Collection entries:
————

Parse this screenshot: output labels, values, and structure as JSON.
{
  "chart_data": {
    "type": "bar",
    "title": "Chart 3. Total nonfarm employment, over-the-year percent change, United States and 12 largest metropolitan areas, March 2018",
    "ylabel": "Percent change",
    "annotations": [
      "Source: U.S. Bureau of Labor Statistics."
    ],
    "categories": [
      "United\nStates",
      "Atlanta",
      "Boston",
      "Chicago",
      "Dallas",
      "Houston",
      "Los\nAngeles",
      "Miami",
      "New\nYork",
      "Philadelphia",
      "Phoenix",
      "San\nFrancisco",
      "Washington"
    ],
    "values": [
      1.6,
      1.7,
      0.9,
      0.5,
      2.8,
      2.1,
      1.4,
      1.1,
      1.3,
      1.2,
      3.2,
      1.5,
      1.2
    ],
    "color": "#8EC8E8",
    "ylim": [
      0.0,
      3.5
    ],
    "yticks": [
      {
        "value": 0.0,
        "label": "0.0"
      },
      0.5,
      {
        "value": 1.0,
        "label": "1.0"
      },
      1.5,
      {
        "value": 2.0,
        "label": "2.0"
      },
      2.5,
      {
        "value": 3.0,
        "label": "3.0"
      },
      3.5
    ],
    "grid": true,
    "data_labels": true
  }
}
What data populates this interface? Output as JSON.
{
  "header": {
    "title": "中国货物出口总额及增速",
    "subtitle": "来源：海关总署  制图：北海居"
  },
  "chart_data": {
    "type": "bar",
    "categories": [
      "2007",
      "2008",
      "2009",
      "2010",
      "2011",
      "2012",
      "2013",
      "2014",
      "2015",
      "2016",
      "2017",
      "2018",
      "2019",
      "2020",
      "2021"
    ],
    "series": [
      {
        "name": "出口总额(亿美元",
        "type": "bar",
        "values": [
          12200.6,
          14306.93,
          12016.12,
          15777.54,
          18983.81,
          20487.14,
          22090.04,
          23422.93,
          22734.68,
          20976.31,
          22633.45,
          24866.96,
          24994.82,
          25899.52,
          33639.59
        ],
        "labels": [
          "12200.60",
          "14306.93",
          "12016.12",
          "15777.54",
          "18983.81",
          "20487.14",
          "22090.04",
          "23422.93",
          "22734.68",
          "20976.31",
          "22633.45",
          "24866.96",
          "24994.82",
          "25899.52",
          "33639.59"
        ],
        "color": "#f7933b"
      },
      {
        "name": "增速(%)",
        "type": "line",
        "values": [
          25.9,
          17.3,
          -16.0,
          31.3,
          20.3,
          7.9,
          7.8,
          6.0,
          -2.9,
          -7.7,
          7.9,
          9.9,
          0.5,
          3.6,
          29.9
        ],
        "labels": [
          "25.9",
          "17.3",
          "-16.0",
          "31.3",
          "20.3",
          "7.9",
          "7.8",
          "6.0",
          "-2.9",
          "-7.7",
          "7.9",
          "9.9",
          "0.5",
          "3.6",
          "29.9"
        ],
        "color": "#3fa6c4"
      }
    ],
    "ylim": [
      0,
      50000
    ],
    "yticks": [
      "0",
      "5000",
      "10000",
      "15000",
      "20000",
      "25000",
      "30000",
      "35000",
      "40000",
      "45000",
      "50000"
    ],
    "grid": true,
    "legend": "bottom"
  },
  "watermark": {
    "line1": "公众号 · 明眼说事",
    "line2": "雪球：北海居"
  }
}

————

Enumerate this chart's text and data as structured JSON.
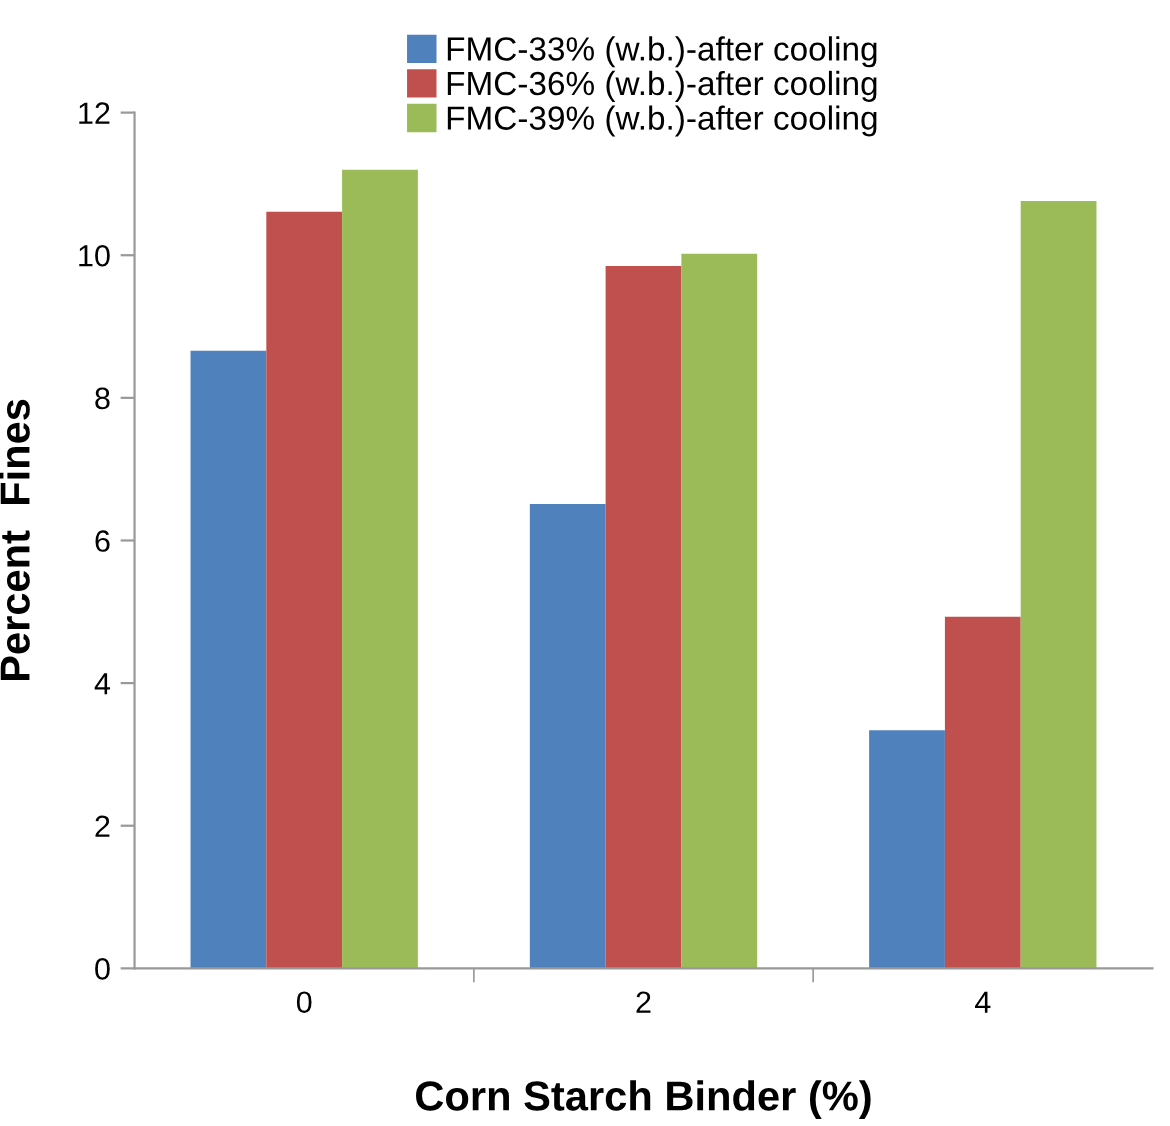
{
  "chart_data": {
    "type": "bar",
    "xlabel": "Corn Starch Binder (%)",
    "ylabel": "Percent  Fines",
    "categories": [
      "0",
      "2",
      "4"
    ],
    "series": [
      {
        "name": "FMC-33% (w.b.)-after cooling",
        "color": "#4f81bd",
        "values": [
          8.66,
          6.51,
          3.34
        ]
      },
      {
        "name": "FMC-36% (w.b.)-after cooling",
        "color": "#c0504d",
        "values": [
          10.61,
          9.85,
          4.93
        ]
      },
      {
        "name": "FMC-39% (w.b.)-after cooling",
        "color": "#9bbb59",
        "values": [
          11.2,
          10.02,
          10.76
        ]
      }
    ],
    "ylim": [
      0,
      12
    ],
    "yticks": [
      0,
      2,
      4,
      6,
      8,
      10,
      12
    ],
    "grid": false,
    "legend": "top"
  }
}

————

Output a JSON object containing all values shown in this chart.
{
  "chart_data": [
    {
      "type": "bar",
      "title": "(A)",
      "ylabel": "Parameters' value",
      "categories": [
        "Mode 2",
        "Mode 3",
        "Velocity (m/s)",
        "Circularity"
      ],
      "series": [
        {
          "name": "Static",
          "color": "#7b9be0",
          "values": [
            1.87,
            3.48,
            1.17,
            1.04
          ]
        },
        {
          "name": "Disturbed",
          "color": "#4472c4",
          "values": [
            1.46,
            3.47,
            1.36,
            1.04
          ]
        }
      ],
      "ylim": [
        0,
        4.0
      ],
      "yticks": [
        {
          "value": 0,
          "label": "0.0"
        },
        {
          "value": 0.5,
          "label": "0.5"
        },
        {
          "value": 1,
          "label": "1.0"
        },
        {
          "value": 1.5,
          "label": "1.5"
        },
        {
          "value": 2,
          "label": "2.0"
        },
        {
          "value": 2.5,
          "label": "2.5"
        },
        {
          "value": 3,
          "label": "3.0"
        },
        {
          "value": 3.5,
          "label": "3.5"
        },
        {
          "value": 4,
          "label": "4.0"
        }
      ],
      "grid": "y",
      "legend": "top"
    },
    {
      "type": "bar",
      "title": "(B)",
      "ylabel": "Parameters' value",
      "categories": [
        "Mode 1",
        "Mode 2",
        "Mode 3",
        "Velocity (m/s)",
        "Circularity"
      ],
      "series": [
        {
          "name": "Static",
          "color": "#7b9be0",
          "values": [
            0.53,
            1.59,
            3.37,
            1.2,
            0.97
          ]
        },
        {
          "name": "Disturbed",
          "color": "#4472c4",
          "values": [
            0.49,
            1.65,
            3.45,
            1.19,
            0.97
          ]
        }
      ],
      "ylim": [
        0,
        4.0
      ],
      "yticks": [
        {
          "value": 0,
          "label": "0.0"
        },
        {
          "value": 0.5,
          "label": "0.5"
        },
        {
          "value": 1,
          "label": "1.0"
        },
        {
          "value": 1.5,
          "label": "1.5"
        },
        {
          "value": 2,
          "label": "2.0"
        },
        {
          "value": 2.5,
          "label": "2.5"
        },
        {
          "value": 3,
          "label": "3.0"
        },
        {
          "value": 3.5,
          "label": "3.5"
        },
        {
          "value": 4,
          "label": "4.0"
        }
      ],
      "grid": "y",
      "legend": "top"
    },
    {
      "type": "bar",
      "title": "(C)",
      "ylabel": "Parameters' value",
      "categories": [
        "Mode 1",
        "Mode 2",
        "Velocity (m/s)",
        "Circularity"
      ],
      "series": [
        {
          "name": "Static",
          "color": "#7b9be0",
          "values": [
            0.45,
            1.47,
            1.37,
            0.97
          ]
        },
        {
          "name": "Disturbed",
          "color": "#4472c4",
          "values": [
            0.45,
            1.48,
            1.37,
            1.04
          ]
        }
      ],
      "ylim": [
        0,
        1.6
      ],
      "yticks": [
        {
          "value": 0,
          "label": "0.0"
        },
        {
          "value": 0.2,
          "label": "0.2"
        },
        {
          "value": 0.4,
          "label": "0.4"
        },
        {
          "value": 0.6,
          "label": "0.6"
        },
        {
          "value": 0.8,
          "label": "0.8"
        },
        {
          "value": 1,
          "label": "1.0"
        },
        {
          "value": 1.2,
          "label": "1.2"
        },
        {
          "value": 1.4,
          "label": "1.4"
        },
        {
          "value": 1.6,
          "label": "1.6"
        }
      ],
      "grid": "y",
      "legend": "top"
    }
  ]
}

————

## What is being asked
Check each line above for "United" and return the ones that have it.

## Solution for this problem
    "title": "Chart 3. Total nonfarm employment, over-the-year percent change, United States and 12 largest metropolitan areas, March 2018",
      "United\nStates",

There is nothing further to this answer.